CS263 Workshop 3: SUBQUERIES , JOINING TABLES and the UNION OPERATOR
We will be using the same data (the ‘company’ database) as in previous workshops. So, again log in to MySQL:Start\AllProgs\Departmental Software\Computing\MySQL
- Trigger MySQL with root user privileges (allows you to do anything):
- Mysql –u root
Then tell it to use the ‘company’ database::
USE company;
{If the 'company' database cannot be found, re-build it using the instructions at the beginning of Workshop 2}
Subqueries are always processed starting with the innermost SELECT statement and then working outwards. Here is an example where we want to retrieve the order numbers of all orders items (from the OrderItems table) which contain the item RGAN01 {notice this is a zero, not the letter ‘O’).
Retrieve the customer ID (from the Orders table) of all customers who have orders listed in the order numbers returned in the previous step.
SELECT cust_id, order_num
FROM Orders
WHERE order_num IN (SELECT order_num
FROM OrderItems
WHERE prod_id = ‘RGAN01’);
Note: Subquery SELECT statements can only retrieve a single column. There is no limit to the nesting of subqueries, though deep nesting may affect performance.
Here is an example of using a subquery to create a calculated field. Here we want to retrieve a list of customers and the state they live in from the Customers table, then for each customer retrieved we want to calculate the number of associated orders in the Orders table:
SELECT cust_name, cust_state,
(SELECT COUNT(*)
FROM Orders
WHERE Orders.cust_id = Customers.cust_id) AS number_ordered
FROM Customers
{Note that the indenting of the subquery makes it more readable. Also note the indexing of the table name and the column name (such as Orders.cust_id and Customers.cust_id) – this must be used wherever there is possible ambiguity about column names.}
Why use JOINS? - Breaking data into multiple tables enables more efficient storage, easier manipulation, and greater scalability. However, if data is stored in multiple tables, how can you retrieve that data with a single SELECT statement? To do this we use a JOIN, which associates tables within a SELECT statement, allowing us to join multiple tables so that a single set of outputs is returned, and the join associates the correct rows in each table ‘on the fly’. A join is created by the DBMS as needed, and it only persists for the duration of the query execution. Here is an example EQUIJOIN (INNER JOIN) - of joining the two tables Vendors and Products based on the testing of equality between the tables, and displaying vend_name, prod_name and prod_price.Make sure you have a WHERE clause with the JOIN – or your DBMS may return far more data than you want!

* **TASK A**:
Return the stretch of the SQL workshop handout from "Retrieve the customer" through "(SELECT COUNT(*)", copied word for word.
* **TASK B**:
In the SQL workshop handout, in what order are subqueries processed?
* **TASK C**:
Do these statements agree with the SQL workshop handout? For each, answer yes or no and quote the words from the handout that decide it.
(i) A subquery SELECT statement can retrieve several columns.
(ii) A join lasts only while the query is executing.
(iii) The product ID RGAN01 contains the letter O.

* **GIVEN DATA**:

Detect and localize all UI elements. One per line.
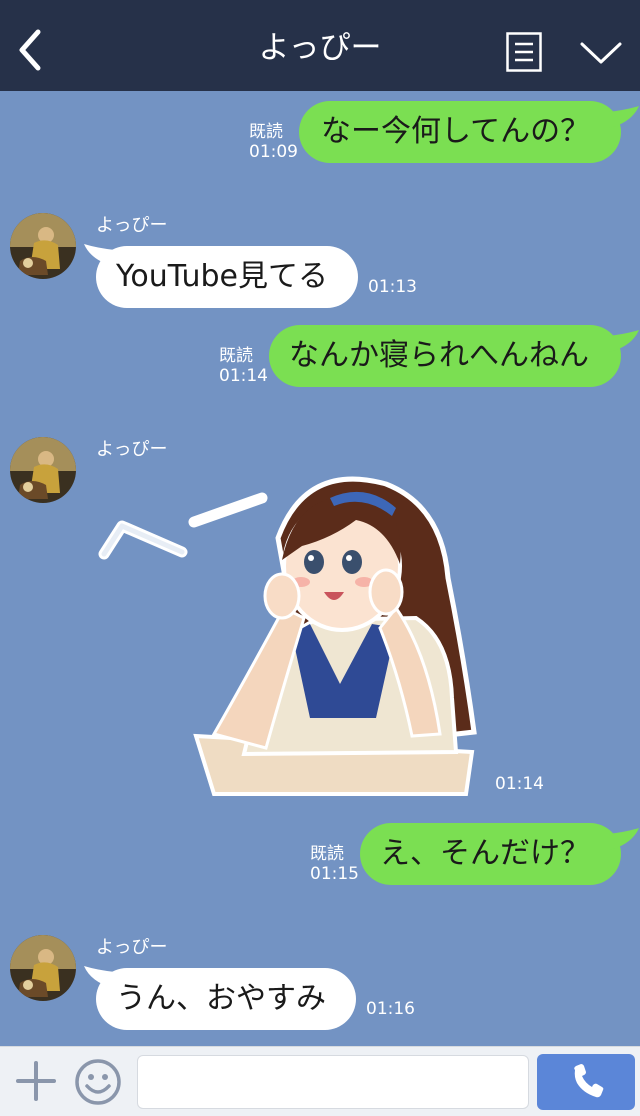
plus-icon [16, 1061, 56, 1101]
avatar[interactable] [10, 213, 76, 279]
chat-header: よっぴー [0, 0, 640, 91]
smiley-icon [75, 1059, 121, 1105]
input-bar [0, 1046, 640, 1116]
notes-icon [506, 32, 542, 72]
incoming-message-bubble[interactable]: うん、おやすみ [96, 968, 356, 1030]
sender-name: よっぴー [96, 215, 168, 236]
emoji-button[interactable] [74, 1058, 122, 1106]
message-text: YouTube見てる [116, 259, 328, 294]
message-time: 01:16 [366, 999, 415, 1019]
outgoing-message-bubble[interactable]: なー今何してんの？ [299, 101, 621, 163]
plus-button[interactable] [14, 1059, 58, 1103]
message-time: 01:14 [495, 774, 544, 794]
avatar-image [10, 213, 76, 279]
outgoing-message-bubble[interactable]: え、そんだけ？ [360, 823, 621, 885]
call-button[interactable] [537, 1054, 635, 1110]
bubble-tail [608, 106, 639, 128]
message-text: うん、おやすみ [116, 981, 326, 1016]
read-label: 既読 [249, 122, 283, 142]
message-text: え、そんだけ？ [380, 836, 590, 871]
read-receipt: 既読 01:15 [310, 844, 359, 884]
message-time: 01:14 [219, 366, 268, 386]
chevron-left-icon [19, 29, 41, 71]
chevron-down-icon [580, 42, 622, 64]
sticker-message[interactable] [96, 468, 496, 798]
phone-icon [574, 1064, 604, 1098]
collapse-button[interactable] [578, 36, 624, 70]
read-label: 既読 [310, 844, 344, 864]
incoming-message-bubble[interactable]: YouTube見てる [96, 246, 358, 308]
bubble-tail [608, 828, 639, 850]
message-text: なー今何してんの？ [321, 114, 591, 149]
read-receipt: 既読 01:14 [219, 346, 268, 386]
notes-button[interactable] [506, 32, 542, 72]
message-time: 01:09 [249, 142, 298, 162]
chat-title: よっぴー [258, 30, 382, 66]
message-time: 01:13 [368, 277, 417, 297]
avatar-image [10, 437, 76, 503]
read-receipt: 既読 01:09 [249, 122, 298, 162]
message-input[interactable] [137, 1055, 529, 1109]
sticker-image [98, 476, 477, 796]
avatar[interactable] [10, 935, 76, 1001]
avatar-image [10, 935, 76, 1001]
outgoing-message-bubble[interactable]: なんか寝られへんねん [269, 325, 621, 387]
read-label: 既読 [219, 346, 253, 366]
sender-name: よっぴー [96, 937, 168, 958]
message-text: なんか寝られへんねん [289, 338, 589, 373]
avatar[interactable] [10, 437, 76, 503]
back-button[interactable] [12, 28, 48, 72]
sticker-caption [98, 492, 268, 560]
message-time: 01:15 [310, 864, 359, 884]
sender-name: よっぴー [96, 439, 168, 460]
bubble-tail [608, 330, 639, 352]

* **EXERCISE RESPONSE A**:
Retrieve the customer ID (from the Orders table) of all customers who have orders listed in the order numbers returned in the previous step.
SELECT cust_id, order_num
FROM Orders
WHERE order_num IN (SELECT order_num
FROM OrderItems
WHERE prod_id = ‘RGAN01’);
Note: Subquery SELECT statements can only retrieve a single column. There is no limit to the nesting of subqueries, though deep nesting may affect performance.
Here is an example of using a subquery to create a calculated field. Here we want to retrieve a list of customers and the state they live in from the Customers table, then for each customer retrieved we want to calculate the number of associated orders in the Orders table:
SELECT cust_name, cust_state,
(SELECT COUNT(*)

* **EXERCISE RESPONSE B**:
They are processed starting with the innermost SELECT statement and then working outwards.

* **EXERCISE RESPONSE C**:
(i) No: "Subquery SELECT statements can only retrieve a single column."
(ii) Yes: "it only persists for the duration of the query execution."
(iii) No: "notice this is a zero, not the letter ‘O’"